Can you render the listing below as a Markdown table with the columns Row and Listing line, numbering each line and leaving out blank lines?

========================================

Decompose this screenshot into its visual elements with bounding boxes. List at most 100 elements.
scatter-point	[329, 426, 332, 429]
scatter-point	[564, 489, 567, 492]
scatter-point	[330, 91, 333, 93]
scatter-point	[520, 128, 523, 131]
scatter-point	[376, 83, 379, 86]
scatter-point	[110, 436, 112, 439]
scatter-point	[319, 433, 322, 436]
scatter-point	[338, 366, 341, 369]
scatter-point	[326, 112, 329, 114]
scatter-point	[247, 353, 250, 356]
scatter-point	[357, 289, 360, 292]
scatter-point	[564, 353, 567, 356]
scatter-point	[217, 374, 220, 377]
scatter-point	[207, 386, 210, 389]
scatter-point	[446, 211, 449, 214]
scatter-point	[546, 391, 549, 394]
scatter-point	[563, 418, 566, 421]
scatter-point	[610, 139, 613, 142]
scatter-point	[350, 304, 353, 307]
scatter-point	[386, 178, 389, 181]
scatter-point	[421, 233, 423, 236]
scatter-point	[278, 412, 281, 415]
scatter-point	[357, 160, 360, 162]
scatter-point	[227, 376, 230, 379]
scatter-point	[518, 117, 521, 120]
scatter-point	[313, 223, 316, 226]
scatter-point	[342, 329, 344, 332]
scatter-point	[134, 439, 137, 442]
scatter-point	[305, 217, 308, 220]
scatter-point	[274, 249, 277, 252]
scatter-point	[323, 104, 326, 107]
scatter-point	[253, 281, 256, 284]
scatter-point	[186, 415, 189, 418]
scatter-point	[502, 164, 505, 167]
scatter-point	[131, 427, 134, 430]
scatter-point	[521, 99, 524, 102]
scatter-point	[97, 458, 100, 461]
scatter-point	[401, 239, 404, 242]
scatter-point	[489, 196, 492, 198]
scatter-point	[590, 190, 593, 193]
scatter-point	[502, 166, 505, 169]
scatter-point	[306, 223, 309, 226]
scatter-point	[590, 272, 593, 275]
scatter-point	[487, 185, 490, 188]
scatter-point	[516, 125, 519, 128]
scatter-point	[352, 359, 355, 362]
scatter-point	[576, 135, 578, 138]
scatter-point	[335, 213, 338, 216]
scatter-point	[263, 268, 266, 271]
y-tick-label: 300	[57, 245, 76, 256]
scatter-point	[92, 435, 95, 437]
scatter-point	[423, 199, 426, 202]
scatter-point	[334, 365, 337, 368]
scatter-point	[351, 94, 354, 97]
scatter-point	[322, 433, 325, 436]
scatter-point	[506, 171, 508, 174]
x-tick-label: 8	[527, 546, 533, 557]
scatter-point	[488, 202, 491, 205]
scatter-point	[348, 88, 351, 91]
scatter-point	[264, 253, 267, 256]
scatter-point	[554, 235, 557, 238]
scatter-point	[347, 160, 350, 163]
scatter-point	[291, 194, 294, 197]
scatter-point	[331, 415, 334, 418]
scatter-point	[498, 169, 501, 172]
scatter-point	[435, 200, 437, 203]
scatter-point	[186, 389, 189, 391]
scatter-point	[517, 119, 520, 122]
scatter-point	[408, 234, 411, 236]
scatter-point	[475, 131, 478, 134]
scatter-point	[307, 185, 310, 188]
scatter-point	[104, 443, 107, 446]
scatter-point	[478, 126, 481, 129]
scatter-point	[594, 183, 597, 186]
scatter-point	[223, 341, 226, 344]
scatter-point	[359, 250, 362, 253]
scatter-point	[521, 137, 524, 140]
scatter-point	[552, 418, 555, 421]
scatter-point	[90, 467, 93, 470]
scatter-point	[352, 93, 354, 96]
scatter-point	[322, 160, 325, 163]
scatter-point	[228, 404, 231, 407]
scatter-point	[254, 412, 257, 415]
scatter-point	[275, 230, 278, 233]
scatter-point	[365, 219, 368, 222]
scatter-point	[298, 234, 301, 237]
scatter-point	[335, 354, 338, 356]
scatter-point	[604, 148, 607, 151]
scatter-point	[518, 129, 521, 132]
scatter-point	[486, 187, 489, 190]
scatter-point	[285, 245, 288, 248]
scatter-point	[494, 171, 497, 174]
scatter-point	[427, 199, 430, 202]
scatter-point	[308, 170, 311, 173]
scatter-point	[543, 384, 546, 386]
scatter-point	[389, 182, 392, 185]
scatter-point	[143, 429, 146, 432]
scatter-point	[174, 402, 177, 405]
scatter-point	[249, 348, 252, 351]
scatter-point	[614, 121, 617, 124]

========================================

• [Finished task]
| Row | Listing line |
|---|---|
| 1 | Decompose this screenshot into its visual elements with bounding boxes. List at most 100 elements. |
| 2 | scatter-point	[329, 426, 332, 429] |
| 3 | scatter-point	[564, 489, 567, 492] |
| 4 | scatter-point	[330, 91, 333, 93] |
| 5 | scatter-point	[520, 128, 523, 131] |
| 6 | scatter-point	[376, 83, 379, 86] |
| 7 | scatter-point	[110, 436, 112, 439] |
| 8 | scatter-point	[319, 433, 322, 436] |
| 9 | scatter-point	[338, 366, 341, 369] |
| 10 | scatter-point	[326, 112, 329, 114] |
| 11 | scatter-point	[247, 353, 250, 356] |
| 12 | scatter-point	[357, 289, 360, 292] |
| 13 | scatter-point	[564, 353, 567, 356] |
| 14 | scatter-point	[217, 374, 220, 377] |
| 15 | scatter-point	[207, 386, 210, 389] |
| 16 | scatter-point	[446, 211, 449, 214] |
| 17 | scatter-point	[546, 391, 549, 394] |
| 18 | scatter-point	[563, 418, 566, 421] |
| 19 | scatter-point	[610, 139, 613, 142] |
| 20 | scatter-point	[350, 304, 353, 307] |
| 21 | scatter-point	[386, 178, 389, 181] |
| 22 | scatter-point	[421, 233, 423, 236] |
| 23 | scatter-point	[278, 412, 281, 415] |
| 24 | scatter-point	[357, 160, 360, 162] |
| 25 | scatter-point	[227, 376, 230, 379] |
| 26 | scatter-point	[518, 117, 521, 120] |
| 27 | scatter-point	[313, 223, 316, 226] |
| 28 | scatter-point	[342, 329, 344, 332] |
| 29 | scatter-point	[134, 439, 137, 442] |
| 30 | scatter-point	[305, 217, 308, 220] |
| 31 | scatter-point	[274, 249, 277, 252] |
| 32 | scatter-point	[323, 104, 326, 107] |
| 33 | scatter-point	[253, 281, 256, 284] |
| 34 | scatter-point	[186, 415, 189, 418] |
| 35 | scatter-point	[502, 164, 505, 167] |
| 36 | scatter-point	[131, 427, 134, 430] |
| 37 | scatter-point	[521, 99, 524, 102] |
| 38 | scatter-point	[97, 458, 100, 461] |
| 39 | scatter-point	[401, 239, 404, 242] |
| 40 | scatter-point	[489, 196, 492, 198] |
| 41 | scatter-point	[590, 190, 593, 193] |
| 42 | scatter-point	[502, 166, 505, 169] |
| 43 | scatter-point	[306, 223, 309, 226] |
| 44 | scatter-point	[590, 272, 593, 275] |
| 45 | scatter-point	[487, 185, 490, 188] |
| 46 | scatter-point	[516, 125, 519, 128] |
| 47 | scatter-point	[352, 359, 355, 362] |
| 48 | scatter-point	[576, 135, 578, 138] |
| 49 | scatter-point	[335, 213, 338, 216] |
| 50 | scatter-point	[263, 268, 266, 271] |
| 51 | y-tick-label: 300	[57, 245, 76, 256] |
| 52 | scatter-point	[92, 435, 95, 437] |
| 53 | scatter-point	[423, 199, 426, 202] |
| 54 | scatter-point	[334, 365, 337, 368] |
| 55 | scatter-point	[351, 94, 354, 97] |
| 56 | scatter-point	[322, 433, 325, 436] |
| 57 | scatter-point	[506, 171, 508, 174] |
| 58 | x-tick-label: 8	[527, 546, 533, 557] |
| 59 | scatter-point	[488, 202, 491, 205] |
| 60 | scatter-point	[348, 88, 351, 91] |
| 61 | scatter-point	[264, 253, 267, 256] |
| 62 | scatter-point	[554, 235, 557, 238] |
| 63 | scatter-point	[347, 160, 350, 163] |
| 64 | scatter-point	[291, 194, 294, 197] |
| 65 | scatter-point	[331, 415, 334, 418] |
| 66 | scatter-point	[498, 169, 501, 172] |
| 67 | scatter-point	[435, 200, 437, 203] |
| 68 | scatter-point	[186, 389, 189, 391] |
| 69 | scatter-point	[517, 119, 520, 122] |
| 70 | scatter-point	[408, 234, 411, 236] |
| 71 | scatter-point	[475, 131, 478, 134] |
| 72 | scatter-point	[307, 185, 310, 188] |
| 73 | scatter-point	[104, 443, 107, 446] |
| 74 | scatter-point	[478, 126, 481, 129] |
| 75 | scatter-point	[594, 183, 597, 186] |
| 76 | scatter-point	[223, 341, 226, 344] |
| 77 | scatter-point	[359, 250, 362, 253] |
| 78 | scatter-point	[521, 137, 524, 140] |
| 79 | scatter-point	[552, 418, 555, 421] |
| 80 | scatter-point	[90, 467, 93, 470] |
| 81 | scatter-point	[352, 93, 354, 96] |
| 82 | scatter-point	[322, 160, 325, 163] |
| 83 | scatter-point	[228, 404, 231, 407] |
| 84 | scatter-point	[254, 412, 257, 415] |
| 85 | scatter-point	[275, 230, 278, 233] |
| 86 | scatter-point	[365, 219, 368, 222] |
| 87 | scatter-point	[298, 234, 301, 237] |
| 88 | scatter-point	[335, 354, 338, 356] |
| 89 | scatter-point	[604, 148, 607, 151] |
| 90 | scatter-point	[518, 129, 521, 132] |
| 91 | scatter-point	[486, 187, 489, 190] |
| 92 | scatter-point	[285, 245, 288, 248] |
| 93 | scatter-point	[494, 171, 497, 174] |
| 94 | scatter-point	[427, 199, 430, 202] |
| 95 | scatter-point	[308, 170, 311, 173] |
| 96 | scatter-point	[543, 384, 546, 386] |
| 97 | scatter-point	[389, 182, 392, 185] |
| 98 | scatter-point	[143, 429, 146, 432] |
| 99 | scatter-point	[174, 402, 177, 405] |
| 100 | scatter-point	[249, 348, 252, 351] |
| 101 | scatter-point	[614, 121, 617, 124] |